* [WHAT IS BEING ASKED] From the entries provided below, copy each line that contains the word "Your".

* [RECORDS TO PROCESS]

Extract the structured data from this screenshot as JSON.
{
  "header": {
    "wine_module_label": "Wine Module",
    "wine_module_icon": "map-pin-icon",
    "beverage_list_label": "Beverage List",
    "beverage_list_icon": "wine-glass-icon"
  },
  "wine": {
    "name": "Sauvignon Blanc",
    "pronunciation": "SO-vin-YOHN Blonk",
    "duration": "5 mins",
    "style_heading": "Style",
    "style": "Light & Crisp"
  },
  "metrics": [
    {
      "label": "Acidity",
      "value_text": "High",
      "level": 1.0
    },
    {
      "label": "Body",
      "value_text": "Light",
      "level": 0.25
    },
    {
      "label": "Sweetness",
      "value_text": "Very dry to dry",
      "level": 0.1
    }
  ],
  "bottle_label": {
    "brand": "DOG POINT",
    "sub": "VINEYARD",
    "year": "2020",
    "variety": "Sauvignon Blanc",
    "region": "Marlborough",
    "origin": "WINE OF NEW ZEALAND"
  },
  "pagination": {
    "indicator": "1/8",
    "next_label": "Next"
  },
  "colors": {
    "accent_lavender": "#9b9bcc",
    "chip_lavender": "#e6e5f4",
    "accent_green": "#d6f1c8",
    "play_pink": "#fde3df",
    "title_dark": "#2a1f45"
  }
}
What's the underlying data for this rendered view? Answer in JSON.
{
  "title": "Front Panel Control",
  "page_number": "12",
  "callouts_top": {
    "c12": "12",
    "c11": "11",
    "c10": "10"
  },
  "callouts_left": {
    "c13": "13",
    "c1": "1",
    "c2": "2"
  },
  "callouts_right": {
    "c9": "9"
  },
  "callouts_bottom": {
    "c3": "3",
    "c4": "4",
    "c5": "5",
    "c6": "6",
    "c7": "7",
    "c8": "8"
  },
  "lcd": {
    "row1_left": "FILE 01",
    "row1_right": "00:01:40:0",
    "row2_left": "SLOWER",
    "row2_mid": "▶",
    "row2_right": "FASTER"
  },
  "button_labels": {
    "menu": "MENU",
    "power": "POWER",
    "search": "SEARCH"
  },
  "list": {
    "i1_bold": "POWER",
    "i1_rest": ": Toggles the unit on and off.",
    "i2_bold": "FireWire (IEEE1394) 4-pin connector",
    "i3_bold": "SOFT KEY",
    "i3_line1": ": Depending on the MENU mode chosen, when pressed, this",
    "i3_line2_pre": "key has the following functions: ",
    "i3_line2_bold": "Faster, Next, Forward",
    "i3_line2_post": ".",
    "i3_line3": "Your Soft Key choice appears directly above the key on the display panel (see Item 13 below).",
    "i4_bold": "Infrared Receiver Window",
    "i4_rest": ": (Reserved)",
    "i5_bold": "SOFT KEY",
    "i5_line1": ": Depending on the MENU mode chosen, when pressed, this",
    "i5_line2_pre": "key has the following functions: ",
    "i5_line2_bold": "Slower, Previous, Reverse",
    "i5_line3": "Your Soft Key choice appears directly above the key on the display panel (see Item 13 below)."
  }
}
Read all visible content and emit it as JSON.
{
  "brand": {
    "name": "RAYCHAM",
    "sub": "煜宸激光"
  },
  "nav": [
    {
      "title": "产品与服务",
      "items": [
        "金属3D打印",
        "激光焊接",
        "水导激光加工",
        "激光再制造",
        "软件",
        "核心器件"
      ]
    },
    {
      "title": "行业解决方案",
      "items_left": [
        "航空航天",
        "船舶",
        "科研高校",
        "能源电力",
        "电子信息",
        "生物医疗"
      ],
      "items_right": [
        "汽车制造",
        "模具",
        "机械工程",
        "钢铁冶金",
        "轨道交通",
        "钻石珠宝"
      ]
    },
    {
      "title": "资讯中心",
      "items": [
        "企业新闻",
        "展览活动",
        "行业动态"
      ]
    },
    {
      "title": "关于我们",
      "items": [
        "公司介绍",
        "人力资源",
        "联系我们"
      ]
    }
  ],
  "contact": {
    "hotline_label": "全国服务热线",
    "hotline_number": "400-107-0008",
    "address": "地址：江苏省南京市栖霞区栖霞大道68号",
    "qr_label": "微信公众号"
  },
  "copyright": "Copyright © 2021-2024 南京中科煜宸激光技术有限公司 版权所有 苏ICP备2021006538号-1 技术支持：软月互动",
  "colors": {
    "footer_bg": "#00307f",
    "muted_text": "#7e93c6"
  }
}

* [EXERCISE ANSWER]
    "i3_line3": "Your Soft Key choice appears directly above the key on the display panel (see Item 13 below).",
    "i5_line3": "Your Soft Key choice appears directly above the key on the display panel (see Item 13 below)."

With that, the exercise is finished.